Task to carry out: Note how many lines include the word "your", and give that number by itself.

(Stored data entries)

:::::

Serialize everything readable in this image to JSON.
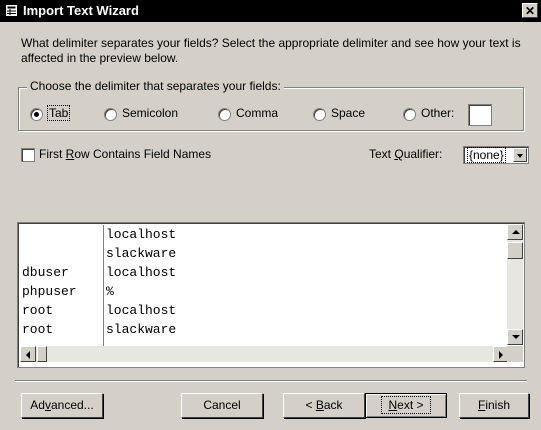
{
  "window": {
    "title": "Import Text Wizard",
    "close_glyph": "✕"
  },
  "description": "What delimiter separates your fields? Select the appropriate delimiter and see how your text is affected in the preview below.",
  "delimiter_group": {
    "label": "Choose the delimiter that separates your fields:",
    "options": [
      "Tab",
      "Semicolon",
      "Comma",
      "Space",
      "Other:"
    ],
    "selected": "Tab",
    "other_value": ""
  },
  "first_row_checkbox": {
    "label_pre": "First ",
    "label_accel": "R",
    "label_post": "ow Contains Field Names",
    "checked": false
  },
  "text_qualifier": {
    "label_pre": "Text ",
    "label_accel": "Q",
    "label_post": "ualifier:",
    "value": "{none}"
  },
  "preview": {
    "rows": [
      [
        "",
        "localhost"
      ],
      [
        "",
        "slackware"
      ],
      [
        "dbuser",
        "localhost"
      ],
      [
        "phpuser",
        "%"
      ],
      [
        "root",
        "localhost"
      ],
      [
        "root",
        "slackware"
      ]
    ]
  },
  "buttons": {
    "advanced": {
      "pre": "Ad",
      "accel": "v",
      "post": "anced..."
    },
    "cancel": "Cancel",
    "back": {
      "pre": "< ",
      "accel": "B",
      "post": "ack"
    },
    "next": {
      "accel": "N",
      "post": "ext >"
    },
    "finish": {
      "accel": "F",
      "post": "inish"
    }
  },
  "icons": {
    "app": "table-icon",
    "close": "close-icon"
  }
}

:::::

Written response: 2